Please pull out every line that includes the string "소유주지분".

[Dataset records]
━━━━━━
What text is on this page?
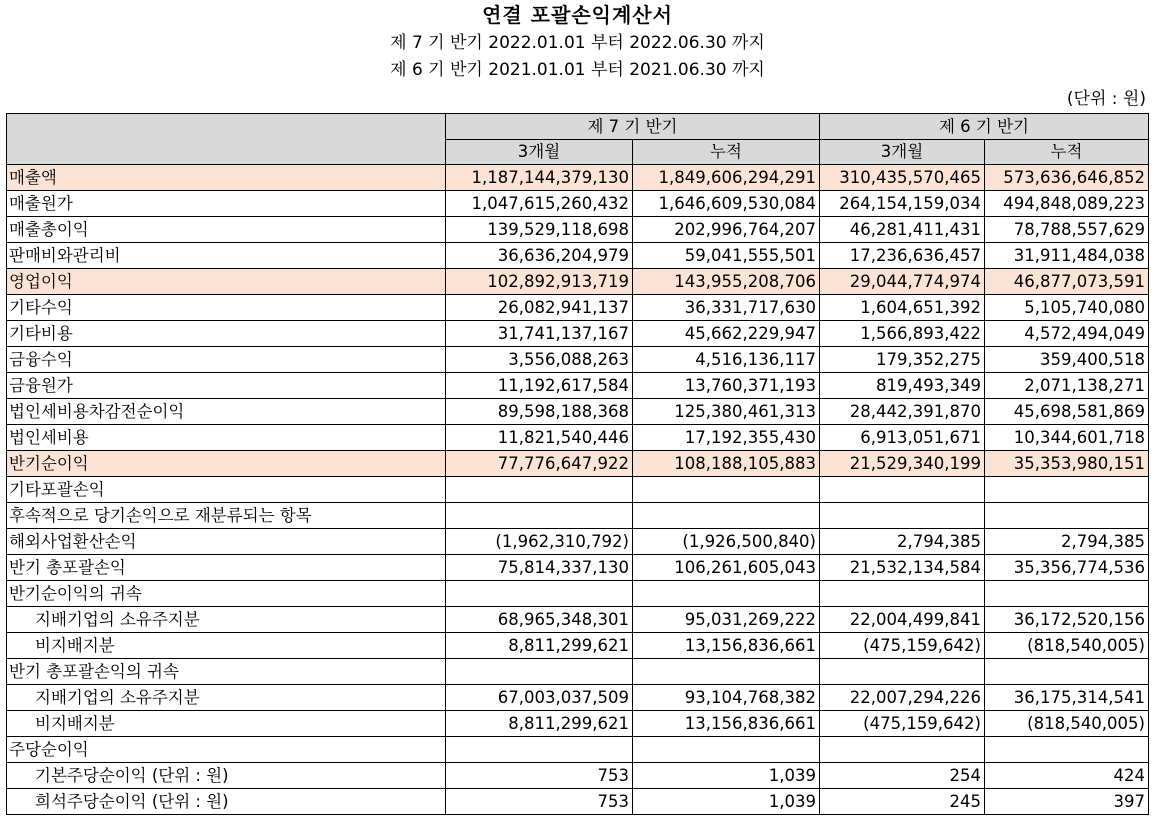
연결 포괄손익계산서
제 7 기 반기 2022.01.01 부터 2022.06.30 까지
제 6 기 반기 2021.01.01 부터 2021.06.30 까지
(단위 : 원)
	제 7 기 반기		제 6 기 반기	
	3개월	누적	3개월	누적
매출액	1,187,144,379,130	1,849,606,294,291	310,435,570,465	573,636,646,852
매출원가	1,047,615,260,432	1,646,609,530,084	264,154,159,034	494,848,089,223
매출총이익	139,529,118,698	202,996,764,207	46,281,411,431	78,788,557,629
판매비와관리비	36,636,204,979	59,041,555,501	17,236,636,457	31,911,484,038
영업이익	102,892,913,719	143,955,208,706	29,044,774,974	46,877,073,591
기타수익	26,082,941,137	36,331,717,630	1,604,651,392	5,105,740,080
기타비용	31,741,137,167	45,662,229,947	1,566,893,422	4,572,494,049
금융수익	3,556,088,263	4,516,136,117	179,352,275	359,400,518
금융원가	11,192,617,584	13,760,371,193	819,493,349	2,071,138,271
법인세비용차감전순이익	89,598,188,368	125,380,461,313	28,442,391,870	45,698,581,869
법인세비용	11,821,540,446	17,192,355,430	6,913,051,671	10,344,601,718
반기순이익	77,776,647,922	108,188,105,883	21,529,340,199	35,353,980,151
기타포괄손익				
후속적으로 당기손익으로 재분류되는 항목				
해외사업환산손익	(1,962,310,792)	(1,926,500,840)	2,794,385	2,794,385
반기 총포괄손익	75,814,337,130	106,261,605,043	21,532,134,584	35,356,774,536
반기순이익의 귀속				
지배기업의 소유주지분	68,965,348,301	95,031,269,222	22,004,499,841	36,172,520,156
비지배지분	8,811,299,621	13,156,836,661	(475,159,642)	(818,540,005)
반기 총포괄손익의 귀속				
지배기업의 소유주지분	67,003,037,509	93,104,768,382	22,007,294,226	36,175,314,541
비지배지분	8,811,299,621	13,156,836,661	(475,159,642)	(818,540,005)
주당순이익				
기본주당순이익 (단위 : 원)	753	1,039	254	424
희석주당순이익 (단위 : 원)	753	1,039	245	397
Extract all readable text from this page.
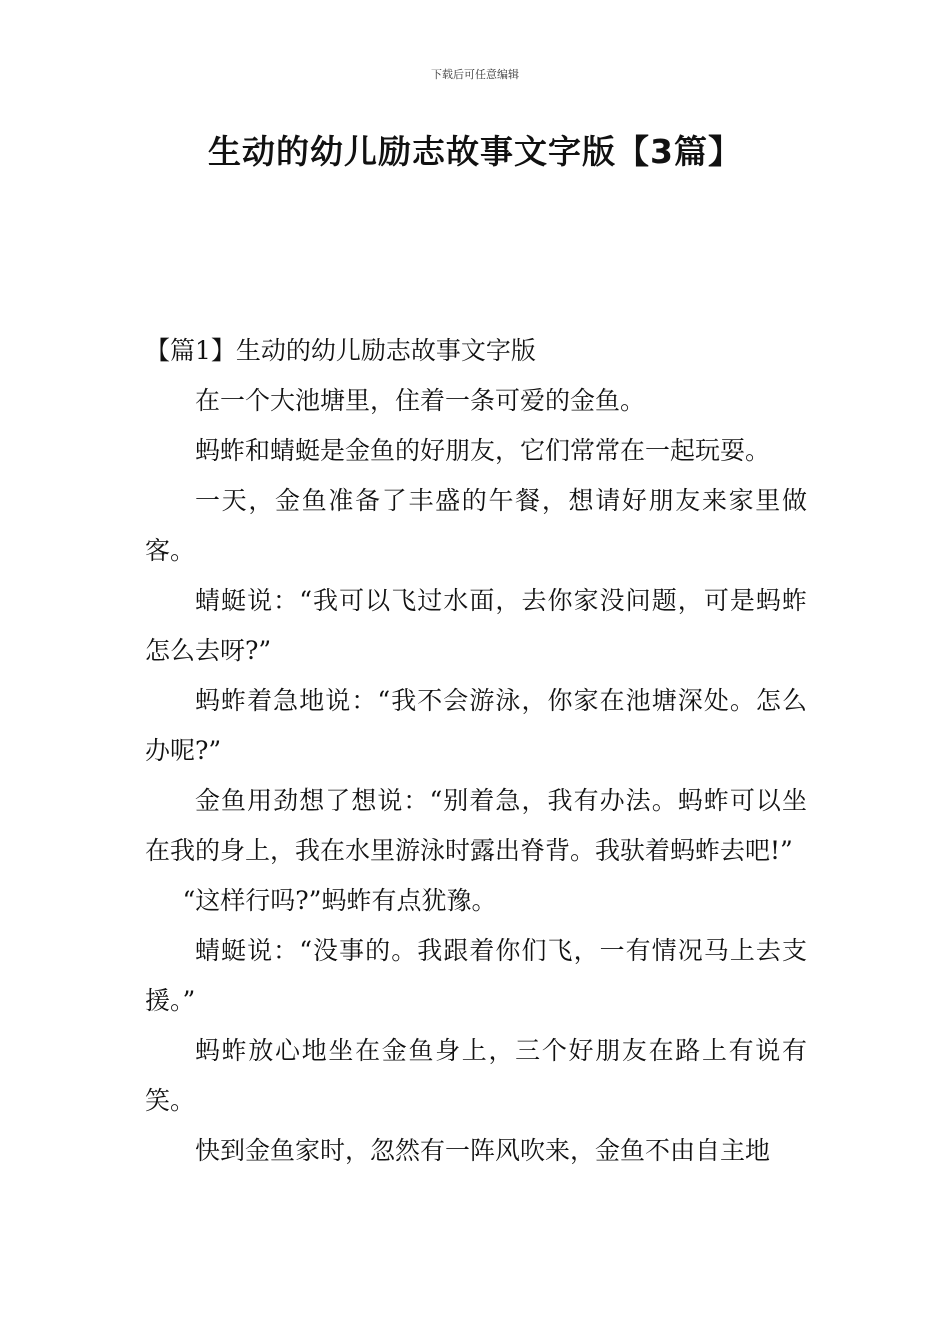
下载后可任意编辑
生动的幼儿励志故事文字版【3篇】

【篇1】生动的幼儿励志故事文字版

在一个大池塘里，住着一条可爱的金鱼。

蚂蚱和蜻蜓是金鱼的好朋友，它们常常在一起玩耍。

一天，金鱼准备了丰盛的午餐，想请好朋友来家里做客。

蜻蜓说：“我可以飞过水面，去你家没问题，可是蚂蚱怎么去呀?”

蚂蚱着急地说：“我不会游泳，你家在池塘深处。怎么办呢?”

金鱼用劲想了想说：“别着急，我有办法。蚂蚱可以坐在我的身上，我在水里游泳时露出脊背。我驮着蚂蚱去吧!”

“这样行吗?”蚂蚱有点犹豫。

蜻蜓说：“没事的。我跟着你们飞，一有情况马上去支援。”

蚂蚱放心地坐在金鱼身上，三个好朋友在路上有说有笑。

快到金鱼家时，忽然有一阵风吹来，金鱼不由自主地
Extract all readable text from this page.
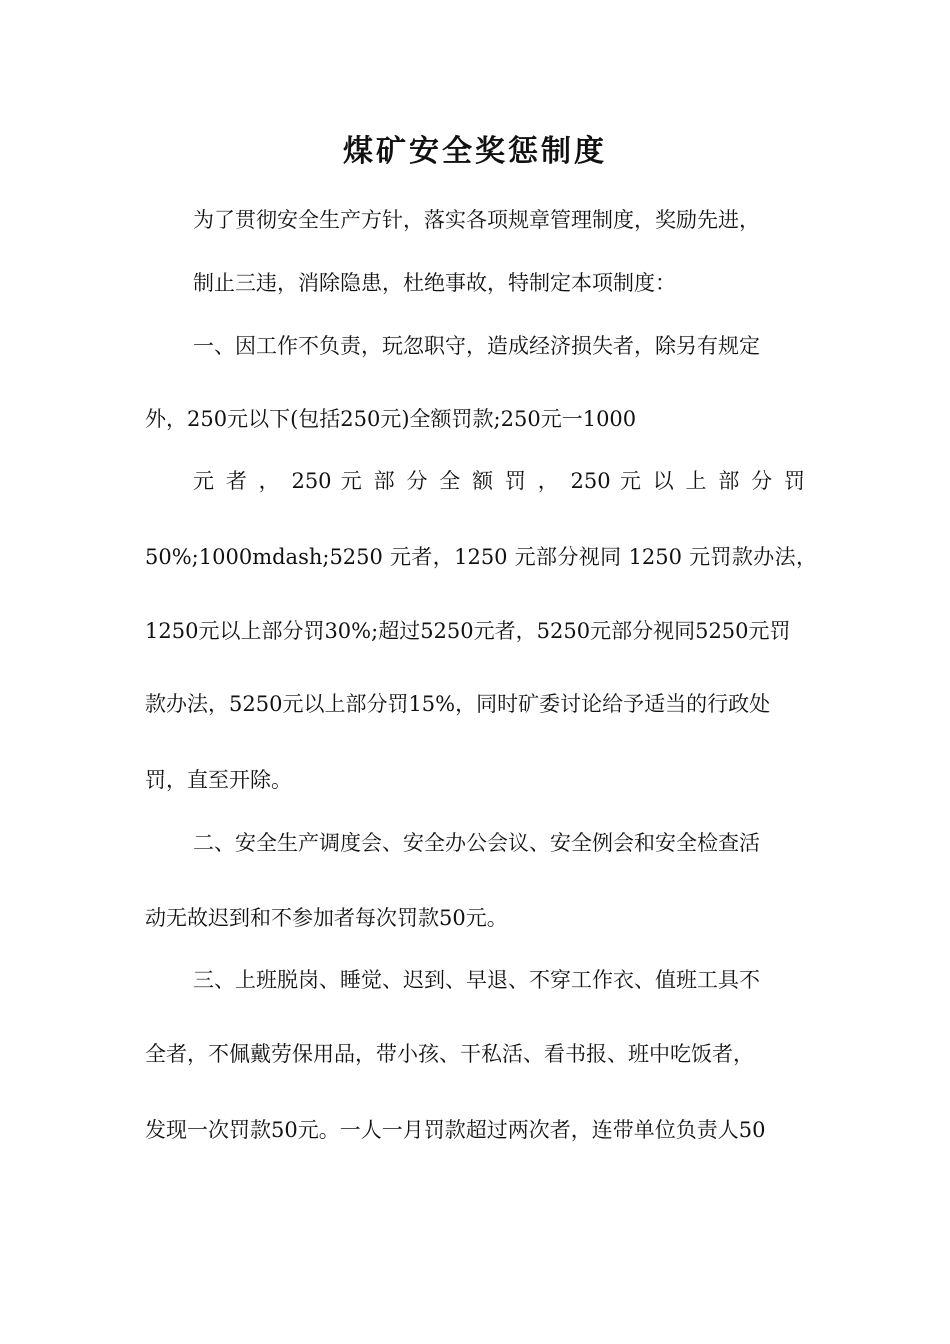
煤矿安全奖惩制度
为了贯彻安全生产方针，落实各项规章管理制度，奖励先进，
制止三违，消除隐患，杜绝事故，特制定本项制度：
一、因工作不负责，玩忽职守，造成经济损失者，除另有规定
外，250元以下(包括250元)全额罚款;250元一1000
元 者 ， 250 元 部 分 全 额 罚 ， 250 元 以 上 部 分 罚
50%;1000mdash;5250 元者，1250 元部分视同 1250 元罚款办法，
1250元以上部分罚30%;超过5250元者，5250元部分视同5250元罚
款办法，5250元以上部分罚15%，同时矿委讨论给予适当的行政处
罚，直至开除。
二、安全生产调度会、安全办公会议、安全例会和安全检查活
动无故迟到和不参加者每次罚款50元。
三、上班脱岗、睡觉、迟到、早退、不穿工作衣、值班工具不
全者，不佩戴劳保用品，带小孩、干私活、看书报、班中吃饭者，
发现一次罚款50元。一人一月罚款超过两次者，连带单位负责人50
━━━━━━
Correct response:
지배기업의 소유주지분	68,965,348,301	95,031,269,222	22,004,499,841	36,172,520,156
지배기업의 소유주지분	67,003,037,509	93,104,768,382	22,007,294,226	36,175,314,541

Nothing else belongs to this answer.